- WRITTEN REQUEST -
How many lines of the records below contain the string "mode"? Reply with the number alone.

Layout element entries

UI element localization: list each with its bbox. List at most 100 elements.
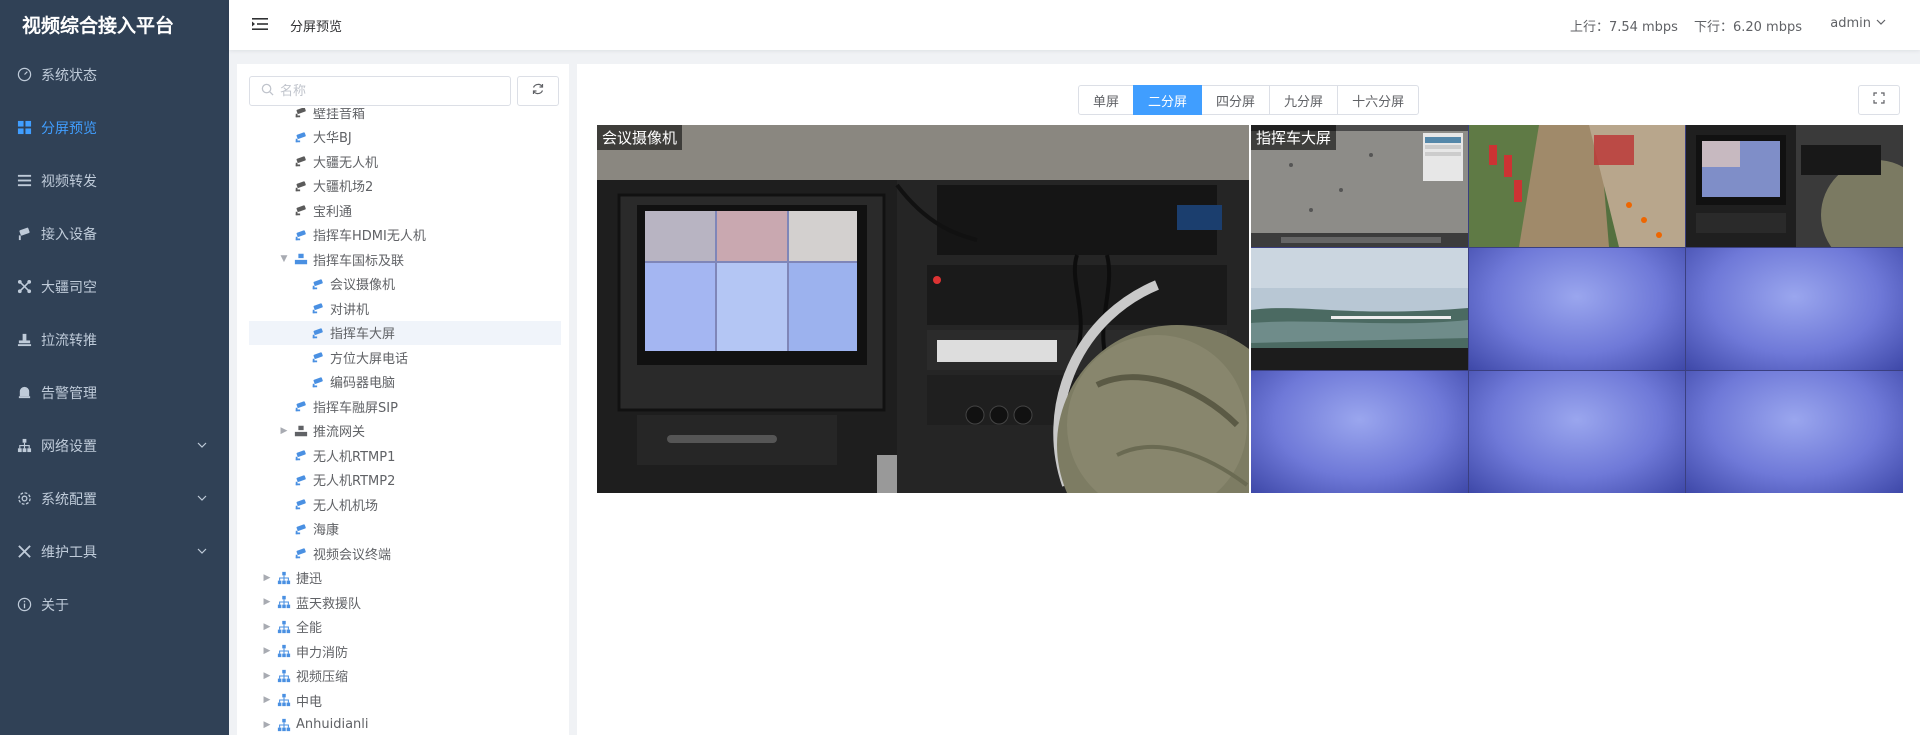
app-title: 视频综合接入平台 — [22, 14, 175, 37]
tree-node-label: 申力消防 — [296, 645, 349, 661]
tree-node[interactable]: 视频会议终端 — [249, 541, 561, 566]
tree-node[interactable]: 无人机RTMP1 — [249, 443, 561, 468]
sub-screen-3[interactable] — [1686, 125, 1903, 247]
hamburger-icon[interactable] — [251, 15, 269, 33]
sub-screen-8[interactable] — [1468, 371, 1686, 493]
tree-node-label: 全能 — [296, 621, 323, 637]
caret-right-icon[interactable]: ▶ — [261, 695, 273, 705]
sidebar-item-label: 视频转发 — [41, 173, 97, 190]
sidebar-item-2[interactable]: 视频转发 — [0, 154, 229, 207]
tree-node[interactable]: 指挥车HDMI无人机 — [249, 223, 561, 248]
tree-node-label: 大疆无人机 — [313, 155, 379, 171]
sidebar-item-9[interactable]: 维护工具 — [0, 525, 229, 578]
video-screen-left[interactable]: 会议摄像机 — [597, 125, 1249, 493]
tree-node-label: 方位大屏电话 — [330, 351, 409, 367]
split-mode-button-0[interactable]: 单屏 — [1078, 85, 1135, 115]
tree-search-input[interactable] — [280, 83, 500, 99]
tree-node-label: 会议摄像机 — [330, 278, 396, 294]
video-screen-right[interactable]: 指挥车大屏 — [1251, 125, 1903, 493]
tree-node[interactable]: ▶ 蓝天救援队 — [249, 590, 561, 615]
tree-node-label: 无人机机场 — [313, 498, 379, 514]
split-mode-button-2[interactable]: 四分屏 — [1201, 85, 1271, 115]
tree-node-label: 指挥车国标及联 — [313, 253, 405, 269]
tree-node-label: 指挥车融屏SIP — [313, 400, 398, 416]
tree-node[interactable]: 对讲机 — [249, 296, 561, 321]
caret-right-icon[interactable]: ▶ — [261, 671, 273, 681]
tree-node[interactable]: 方位大屏电话 — [249, 345, 561, 370]
camera-icon — [311, 277, 325, 291]
camera-icon — [294, 522, 308, 536]
split-mode-button-1[interactable]: 二分屏 — [1133, 85, 1203, 115]
tree-node[interactable]: 无人机机场 — [249, 492, 561, 517]
screen-label-left: 会议摄像机 — [597, 125, 683, 150]
camera-offline-icon — [294, 179, 308, 193]
sidebar-item-5[interactable]: 拉流转推 — [0, 313, 229, 366]
caret-right-icon[interactable]: ▶ — [261, 573, 273, 583]
camera-icon — [311, 350, 325, 364]
sub-screen-9[interactable] — [1686, 371, 1903, 493]
user-menu[interactable]: admin — [1830, 16, 1886, 31]
sub-screen-grid — [1251, 125, 1903, 493]
tree-node[interactable]: 指挥车大屏 — [249, 320, 561, 345]
network-icon — [16, 438, 32, 454]
tree-node[interactable]: 宝利通 — [249, 198, 561, 223]
camera-icon — [311, 326, 325, 340]
sidebar-item-10[interactable]: 关于 — [0, 578, 229, 631]
refresh-button[interactable] — [517, 76, 559, 106]
tree-node[interactable]: ▶ 全能 — [249, 615, 561, 640]
tree-node[interactable]: 大疆机场2 — [249, 174, 561, 199]
tree-node[interactable]: 无人机RTMP2 — [249, 468, 561, 493]
sidebar-item-3[interactable]: 接入设备 — [0, 207, 229, 260]
sidebar-item-label: 拉流转推 — [41, 332, 97, 349]
split-mode-button-4[interactable]: 十六分屏 — [1337, 85, 1420, 115]
sub-screen-2[interactable] — [1468, 125, 1686, 247]
tree-node[interactable]: 会议摄像机 — [249, 272, 561, 297]
caret-down-icon[interactable]: ▼ — [278, 254, 290, 264]
info-icon — [16, 597, 32, 613]
camera-icon — [16, 226, 32, 242]
sidebar-item-label: 关于 — [41, 597, 69, 614]
sidebar-item-8[interactable]: 系统配置 — [0, 472, 229, 525]
tree-node[interactable]: ▶ 中电 — [249, 688, 561, 713]
sidebar-item-7[interactable]: 网络设置 — [0, 419, 229, 472]
tree-node[interactable]: 编码器电脑 — [249, 370, 561, 395]
sub-screen-5[interactable] — [1468, 248, 1686, 370]
sidebar: 视频综合接入平台 系统状态分屏预览视频转发接入设备 大疆司空拉流转推告警管理 网络设… — [0, 0, 229, 735]
sidebar-item-label: 维护工具 — [41, 544, 97, 561]
camera-icon — [294, 546, 308, 560]
sub-screen-6[interactable] — [1686, 248, 1903, 370]
sidebar-item-0[interactable]: 系统状态 — [0, 48, 229, 101]
fullscreen-button[interactable] — [1858, 85, 1900, 115]
sidebar-item-label: 分屏预览 — [41, 120, 97, 137]
gateway-icon — [294, 424, 308, 438]
tree-node[interactable]: ▶ 推流网关 — [249, 419, 561, 444]
sub-screen-4[interactable] — [1251, 248, 1468, 370]
tree-node[interactable]: 海康 — [249, 517, 561, 542]
tree-node[interactable]: ▶ 捷迅 — [249, 566, 561, 591]
sidebar-item-1[interactable]: 分屏预览 — [0, 101, 229, 154]
caret-right-icon[interactable]: ▶ — [278, 426, 290, 436]
device-tree-panel: 壁挂音箱 大华BJ 大疆无人机 大疆机场2 宝利通 指挥车HDMI无人机 ▼ 指挥车国标及联会… — [237, 64, 569, 735]
split-mode-button-3[interactable]: 九分屏 — [1269, 85, 1339, 115]
stream-icon — [16, 332, 32, 348]
tree-node[interactable]: ▶ 申力消防 — [249, 639, 561, 664]
sub-screen-7[interactable] — [1251, 371, 1468, 493]
tree-node[interactable]: 指挥车融屏SIP — [249, 394, 561, 419]
tools-icon — [16, 544, 32, 560]
sidebar-item-4[interactable]: 大疆司空 — [0, 260, 229, 313]
tree-node[interactable]: 大疆无人机 — [249, 149, 561, 174]
tree-node[interactable]: ▶ 视频压缩 — [249, 664, 561, 689]
tree-node[interactable]: 大华BJ — [249, 125, 561, 150]
camera-feed-image — [597, 125, 1249, 493]
breadcrumb: 分屏预览 — [290, 20, 343, 35]
tree-node[interactable]: ▶ Anhuidianli — [249, 713, 561, 735]
tree-node[interactable]: ▼ 指挥车国标及联 — [249, 247, 561, 272]
caret-right-icon[interactable]: ▶ — [261, 597, 273, 607]
sidebar-item-6[interactable]: 告警管理 — [0, 366, 229, 419]
sidebar-item-label: 系统状态 — [41, 67, 97, 84]
camera-icon — [294, 448, 308, 462]
caret-right-icon[interactable]: ▶ — [261, 720, 273, 730]
caret-right-icon[interactable]: ▶ — [261, 622, 273, 632]
caret-right-icon[interactable]: ▶ — [261, 646, 273, 656]
grid-icon — [16, 120, 32, 136]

- RESULT OF THE TASK -
5